Select every line holding the word "Hora" and copy it.

— start of Input —

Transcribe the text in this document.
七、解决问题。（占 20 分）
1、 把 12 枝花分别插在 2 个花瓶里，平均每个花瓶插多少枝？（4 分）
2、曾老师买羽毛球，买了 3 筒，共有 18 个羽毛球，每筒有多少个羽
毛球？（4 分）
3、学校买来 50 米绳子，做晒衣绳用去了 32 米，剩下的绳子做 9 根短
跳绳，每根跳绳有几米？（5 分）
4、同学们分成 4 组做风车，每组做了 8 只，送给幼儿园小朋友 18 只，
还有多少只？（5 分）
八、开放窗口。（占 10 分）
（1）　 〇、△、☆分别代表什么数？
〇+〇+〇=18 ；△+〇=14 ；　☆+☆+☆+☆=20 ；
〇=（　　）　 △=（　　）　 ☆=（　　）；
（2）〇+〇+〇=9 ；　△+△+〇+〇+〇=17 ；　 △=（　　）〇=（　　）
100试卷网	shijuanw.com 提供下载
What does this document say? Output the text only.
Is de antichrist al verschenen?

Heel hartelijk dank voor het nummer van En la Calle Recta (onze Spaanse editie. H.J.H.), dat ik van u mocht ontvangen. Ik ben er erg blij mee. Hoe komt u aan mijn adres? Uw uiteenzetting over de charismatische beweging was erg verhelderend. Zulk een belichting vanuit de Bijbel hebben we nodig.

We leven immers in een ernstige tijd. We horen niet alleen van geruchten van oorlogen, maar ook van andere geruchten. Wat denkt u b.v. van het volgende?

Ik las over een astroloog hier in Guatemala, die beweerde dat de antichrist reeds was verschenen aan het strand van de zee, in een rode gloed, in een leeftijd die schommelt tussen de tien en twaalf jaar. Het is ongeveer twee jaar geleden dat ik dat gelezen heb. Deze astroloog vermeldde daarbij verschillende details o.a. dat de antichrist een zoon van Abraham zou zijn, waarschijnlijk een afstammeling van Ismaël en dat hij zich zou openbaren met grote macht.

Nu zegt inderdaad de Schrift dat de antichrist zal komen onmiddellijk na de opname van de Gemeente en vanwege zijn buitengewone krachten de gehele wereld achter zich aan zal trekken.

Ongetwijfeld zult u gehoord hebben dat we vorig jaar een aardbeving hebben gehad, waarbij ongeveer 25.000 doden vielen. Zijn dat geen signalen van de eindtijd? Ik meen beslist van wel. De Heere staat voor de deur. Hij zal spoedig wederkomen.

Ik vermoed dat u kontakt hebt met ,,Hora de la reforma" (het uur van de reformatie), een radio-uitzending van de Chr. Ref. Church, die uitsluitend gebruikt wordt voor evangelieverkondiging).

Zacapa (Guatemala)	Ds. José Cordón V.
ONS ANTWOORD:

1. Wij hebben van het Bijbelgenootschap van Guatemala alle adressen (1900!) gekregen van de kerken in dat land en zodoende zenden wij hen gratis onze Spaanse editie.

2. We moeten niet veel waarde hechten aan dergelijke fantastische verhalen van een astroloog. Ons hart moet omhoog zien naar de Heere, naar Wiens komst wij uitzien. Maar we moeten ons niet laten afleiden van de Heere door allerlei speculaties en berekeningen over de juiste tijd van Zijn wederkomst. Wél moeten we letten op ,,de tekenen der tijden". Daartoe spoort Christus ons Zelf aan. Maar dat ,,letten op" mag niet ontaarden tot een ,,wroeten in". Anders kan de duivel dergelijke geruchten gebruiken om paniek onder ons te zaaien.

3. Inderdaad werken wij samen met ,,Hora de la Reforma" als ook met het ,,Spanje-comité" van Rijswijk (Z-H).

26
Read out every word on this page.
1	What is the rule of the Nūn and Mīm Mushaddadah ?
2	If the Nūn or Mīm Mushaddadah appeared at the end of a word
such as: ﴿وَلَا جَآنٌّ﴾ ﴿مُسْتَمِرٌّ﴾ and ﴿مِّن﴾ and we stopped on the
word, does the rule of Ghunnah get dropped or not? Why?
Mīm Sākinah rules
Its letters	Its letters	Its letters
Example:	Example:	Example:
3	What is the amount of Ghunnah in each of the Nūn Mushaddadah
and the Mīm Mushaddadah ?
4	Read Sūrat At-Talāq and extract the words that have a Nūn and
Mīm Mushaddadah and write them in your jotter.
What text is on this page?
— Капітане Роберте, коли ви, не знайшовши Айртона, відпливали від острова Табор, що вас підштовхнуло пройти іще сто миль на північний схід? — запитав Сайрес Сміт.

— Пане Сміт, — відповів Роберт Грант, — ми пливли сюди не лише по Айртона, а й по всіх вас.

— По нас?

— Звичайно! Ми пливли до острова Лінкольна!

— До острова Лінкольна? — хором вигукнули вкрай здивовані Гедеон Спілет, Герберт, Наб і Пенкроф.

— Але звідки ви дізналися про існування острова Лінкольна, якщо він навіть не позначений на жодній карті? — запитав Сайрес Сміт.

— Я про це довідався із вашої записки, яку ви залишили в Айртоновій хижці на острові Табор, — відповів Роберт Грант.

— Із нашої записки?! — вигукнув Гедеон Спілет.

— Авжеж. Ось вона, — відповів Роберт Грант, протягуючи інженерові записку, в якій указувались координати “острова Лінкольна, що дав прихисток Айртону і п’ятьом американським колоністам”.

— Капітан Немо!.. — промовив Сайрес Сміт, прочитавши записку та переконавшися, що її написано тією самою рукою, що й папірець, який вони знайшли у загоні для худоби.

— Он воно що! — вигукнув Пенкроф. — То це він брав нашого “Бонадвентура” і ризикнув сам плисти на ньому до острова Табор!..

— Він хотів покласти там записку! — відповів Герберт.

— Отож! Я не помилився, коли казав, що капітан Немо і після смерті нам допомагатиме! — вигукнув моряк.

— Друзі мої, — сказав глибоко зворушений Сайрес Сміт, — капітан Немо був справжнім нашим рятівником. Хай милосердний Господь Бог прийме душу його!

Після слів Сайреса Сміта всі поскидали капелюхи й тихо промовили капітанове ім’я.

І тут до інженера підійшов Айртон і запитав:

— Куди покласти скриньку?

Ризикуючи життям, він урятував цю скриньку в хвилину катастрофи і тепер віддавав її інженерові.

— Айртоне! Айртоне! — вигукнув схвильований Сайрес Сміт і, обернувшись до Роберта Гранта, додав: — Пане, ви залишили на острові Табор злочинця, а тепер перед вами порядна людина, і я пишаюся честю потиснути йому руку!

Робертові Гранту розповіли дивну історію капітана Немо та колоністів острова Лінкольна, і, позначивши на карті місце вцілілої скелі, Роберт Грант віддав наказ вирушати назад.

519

— end of Input —

## Exercise output:
Ik vermoed dat u kontakt hebt met ,,Hora de la reforma" (het uur van de reformatie), een radio-uitzending van de Chr. Ref. Church, die uitsluitend gebruikt wordt voor evangelieverkondiging).
3. Inderdaad werken wij samen met ,,Hora de la Reforma" als ook met het ,,Spanje-comité" van Rijswijk (Z-H).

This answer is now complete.